What the 2023 AQA GCSE Physics Paper 1 Examiner Report Teaches Us

Examiner reports are one of the most useful revision tools for GCSE Physics. They show what students actually got wrong, where marks were lost, and what examiners were looking for. The June 2023 AQA Physics Paper 1 Higher report is especially useful because it highlights a clear message: many students know some physics, but lose marks because their wording is vague, their unit conversions are careless, or their explanations do not go far enough.

1. Big lessons from the whole paper

1. The equations sheet helped students with straightforward calculations.
2. However, students still needed to choose the correct equation.
3. Having the equation does not mean the question becomes easy.
4. Students still needed to substitute values correctly.
5. Students still needed to rearrange equations correctly.
6. Students still needed to convert units correctly.
7. Students still needed to give answers in the correct form.
8. Handwriting was a problem for many students.
9. Poor handwriting can make it harder for examiners to read an answer.
10. If the examiner cannot read the answer, the student may lose marks.
11. Standard demand questions mainly target grades 4–5.
12. Standard/high demand questions mainly target grades 6–7.
13. High demand questions mainly target grades 8–9.
14. A student’s final grade depends on the whole qualification, not one question or one paper.
15. Calculation questions were often done well.
16. Explanation questions were often weaker.
17. Many students lost marks because their answers were too vague.
18. Many students lost marks because they used everyday language instead of physics language.
19. Many students knew the general idea but could not express it precisely.
20. The best answers used clear scientific vocabulary.

2. Transformers, efficiency and electrical calculations

21. Most students did well on the transformer question.
22. Almost all students could identify the correct equation when it was available.
23. Many students did well on straightforward substitution questions.
24. A common mistake was forgetting to square the current in equations such as P = I²R.
25. If the equation includes I², the current must be squared.
26. Forgetting to square the current can lose several marks.
27. Students should check whether the equation contains a square, a square root or a rearrangement.
28. Students should not rush electrical power questions.
29. Efficiency questions need the correct version of the efficiency equation.
30. Students lost marks by using the wrong form of the efficiency equation.
31. If a question gives energy values, use the energy version of efficiency.
32. If a question gives power values, use the power version of efficiency.
33. Students should not swap between energy and power unless the question allows it.
34. Rounding must be done carefully.
35. If significant figures are not being tested, an unrounded answer may still gain full marks.
36. If an answer is rounded, the rounding must be correct.
37. Students should show working even if they are confident.
38. Clear working can rescue marks if the final answer is slightly wrong.

3. Specific heat capacity and practical understanding

39. In the iron block question, students needed to focus on the temperature of the iron block.
40. The thermometer needed time to reach the temperature of the iron block.
41. Saying the iron block needed to reach room temperature was not enough.
42. Students must read practical questions carefully.
43. A small change in wording can change the meaning of the answer.
44. In graph-based calculations, students must choose the correct temperature change.
45. Some students used the total temperature change when they should not have done.
46. If a value is taken from a graph, it should be clear where it came from.
47. Students should draw lines on graphs carefully.
48. Students should avoid guessing values from graphs without evidence.

* PROBLEM REQUIREMENTS:
Based on the examiner report article, explain why students should show their working even when they feel sure of their answer. The dataset rows come from a separate source.

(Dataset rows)
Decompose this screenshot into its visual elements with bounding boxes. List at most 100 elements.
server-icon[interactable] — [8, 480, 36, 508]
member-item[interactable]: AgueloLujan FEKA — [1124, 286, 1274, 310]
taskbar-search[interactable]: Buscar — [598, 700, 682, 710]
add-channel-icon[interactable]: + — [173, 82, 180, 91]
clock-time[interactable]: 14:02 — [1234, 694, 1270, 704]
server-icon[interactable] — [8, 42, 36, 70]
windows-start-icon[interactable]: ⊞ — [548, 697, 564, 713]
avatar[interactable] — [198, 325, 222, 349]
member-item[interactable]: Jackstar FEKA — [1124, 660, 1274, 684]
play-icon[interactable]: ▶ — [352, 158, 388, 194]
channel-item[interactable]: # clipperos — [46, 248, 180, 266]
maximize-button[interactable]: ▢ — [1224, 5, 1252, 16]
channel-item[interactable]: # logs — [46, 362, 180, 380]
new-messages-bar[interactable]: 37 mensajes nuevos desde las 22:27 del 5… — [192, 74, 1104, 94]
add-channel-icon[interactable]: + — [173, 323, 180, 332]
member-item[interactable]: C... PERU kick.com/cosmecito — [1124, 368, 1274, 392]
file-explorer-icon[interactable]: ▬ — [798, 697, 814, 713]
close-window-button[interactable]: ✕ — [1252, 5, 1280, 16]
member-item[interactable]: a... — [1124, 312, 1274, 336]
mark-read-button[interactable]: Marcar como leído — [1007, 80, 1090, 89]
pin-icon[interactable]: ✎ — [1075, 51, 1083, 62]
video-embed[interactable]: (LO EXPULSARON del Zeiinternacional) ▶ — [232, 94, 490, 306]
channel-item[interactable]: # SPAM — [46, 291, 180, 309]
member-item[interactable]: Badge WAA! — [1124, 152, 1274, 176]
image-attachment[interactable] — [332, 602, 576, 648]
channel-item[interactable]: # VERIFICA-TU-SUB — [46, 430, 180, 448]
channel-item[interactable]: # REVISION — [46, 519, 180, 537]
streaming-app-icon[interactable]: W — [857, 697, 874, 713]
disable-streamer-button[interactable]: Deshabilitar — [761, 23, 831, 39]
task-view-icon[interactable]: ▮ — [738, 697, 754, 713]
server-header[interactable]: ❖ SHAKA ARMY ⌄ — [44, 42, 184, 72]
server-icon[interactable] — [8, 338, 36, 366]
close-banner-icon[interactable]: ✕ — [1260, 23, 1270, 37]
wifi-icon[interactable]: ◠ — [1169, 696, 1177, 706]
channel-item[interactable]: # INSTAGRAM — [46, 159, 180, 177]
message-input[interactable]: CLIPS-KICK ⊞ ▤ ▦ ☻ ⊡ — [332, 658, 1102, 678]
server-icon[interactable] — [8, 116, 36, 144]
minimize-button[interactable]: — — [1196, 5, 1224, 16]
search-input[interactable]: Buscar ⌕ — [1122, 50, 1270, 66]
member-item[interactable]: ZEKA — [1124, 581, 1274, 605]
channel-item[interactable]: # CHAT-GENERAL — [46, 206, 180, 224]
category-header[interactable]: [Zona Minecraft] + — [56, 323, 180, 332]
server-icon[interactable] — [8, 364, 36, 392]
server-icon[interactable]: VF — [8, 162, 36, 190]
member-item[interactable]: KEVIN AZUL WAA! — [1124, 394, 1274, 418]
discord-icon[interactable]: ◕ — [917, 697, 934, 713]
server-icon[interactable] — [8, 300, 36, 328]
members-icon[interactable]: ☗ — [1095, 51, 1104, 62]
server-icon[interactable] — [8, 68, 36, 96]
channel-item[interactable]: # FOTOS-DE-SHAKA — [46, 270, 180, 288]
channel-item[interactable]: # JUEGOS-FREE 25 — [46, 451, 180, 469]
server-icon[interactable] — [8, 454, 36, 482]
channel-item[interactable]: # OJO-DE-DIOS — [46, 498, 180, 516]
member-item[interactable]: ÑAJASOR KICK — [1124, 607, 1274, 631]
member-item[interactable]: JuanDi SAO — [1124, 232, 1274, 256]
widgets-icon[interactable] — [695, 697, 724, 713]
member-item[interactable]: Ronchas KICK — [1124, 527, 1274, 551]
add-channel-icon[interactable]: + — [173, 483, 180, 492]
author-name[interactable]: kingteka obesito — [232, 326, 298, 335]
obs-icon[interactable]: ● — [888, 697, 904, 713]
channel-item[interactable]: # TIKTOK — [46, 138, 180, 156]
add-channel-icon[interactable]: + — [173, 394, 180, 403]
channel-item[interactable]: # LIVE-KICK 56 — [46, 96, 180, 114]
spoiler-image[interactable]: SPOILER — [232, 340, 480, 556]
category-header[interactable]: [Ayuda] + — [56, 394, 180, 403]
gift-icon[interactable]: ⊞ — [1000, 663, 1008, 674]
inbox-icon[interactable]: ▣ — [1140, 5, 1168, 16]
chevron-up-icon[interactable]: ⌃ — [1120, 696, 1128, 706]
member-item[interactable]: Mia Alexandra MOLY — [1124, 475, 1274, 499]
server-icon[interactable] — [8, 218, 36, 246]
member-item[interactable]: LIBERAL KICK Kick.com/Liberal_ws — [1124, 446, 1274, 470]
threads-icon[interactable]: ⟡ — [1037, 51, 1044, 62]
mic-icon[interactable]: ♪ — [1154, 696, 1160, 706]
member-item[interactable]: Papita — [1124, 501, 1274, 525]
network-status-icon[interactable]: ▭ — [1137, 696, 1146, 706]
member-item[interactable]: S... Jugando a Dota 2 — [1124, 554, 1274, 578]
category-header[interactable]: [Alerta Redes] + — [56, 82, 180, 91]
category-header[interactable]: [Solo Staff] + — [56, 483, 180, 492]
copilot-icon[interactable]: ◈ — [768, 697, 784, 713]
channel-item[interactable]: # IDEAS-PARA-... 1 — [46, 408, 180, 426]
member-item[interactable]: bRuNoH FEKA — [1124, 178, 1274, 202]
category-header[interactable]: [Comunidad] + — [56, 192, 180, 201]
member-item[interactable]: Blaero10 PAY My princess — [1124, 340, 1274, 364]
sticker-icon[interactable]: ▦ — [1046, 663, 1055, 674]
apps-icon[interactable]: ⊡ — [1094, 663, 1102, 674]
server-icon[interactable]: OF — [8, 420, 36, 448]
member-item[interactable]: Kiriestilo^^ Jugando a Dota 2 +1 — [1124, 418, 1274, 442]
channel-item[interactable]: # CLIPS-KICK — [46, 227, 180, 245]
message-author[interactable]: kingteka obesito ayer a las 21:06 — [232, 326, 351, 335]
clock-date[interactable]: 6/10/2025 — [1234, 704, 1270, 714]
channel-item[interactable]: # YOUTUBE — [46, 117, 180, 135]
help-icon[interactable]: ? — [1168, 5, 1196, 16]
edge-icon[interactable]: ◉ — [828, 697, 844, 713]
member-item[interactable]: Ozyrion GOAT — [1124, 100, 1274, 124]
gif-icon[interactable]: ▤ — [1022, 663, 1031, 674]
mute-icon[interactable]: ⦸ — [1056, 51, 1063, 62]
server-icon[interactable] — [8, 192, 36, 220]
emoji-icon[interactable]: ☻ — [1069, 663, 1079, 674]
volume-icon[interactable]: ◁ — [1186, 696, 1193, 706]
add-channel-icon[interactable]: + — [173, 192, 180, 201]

* WRITTEN SOLUTION:
Clear working can still earn marks if the final answer turns out to be slightly wrong.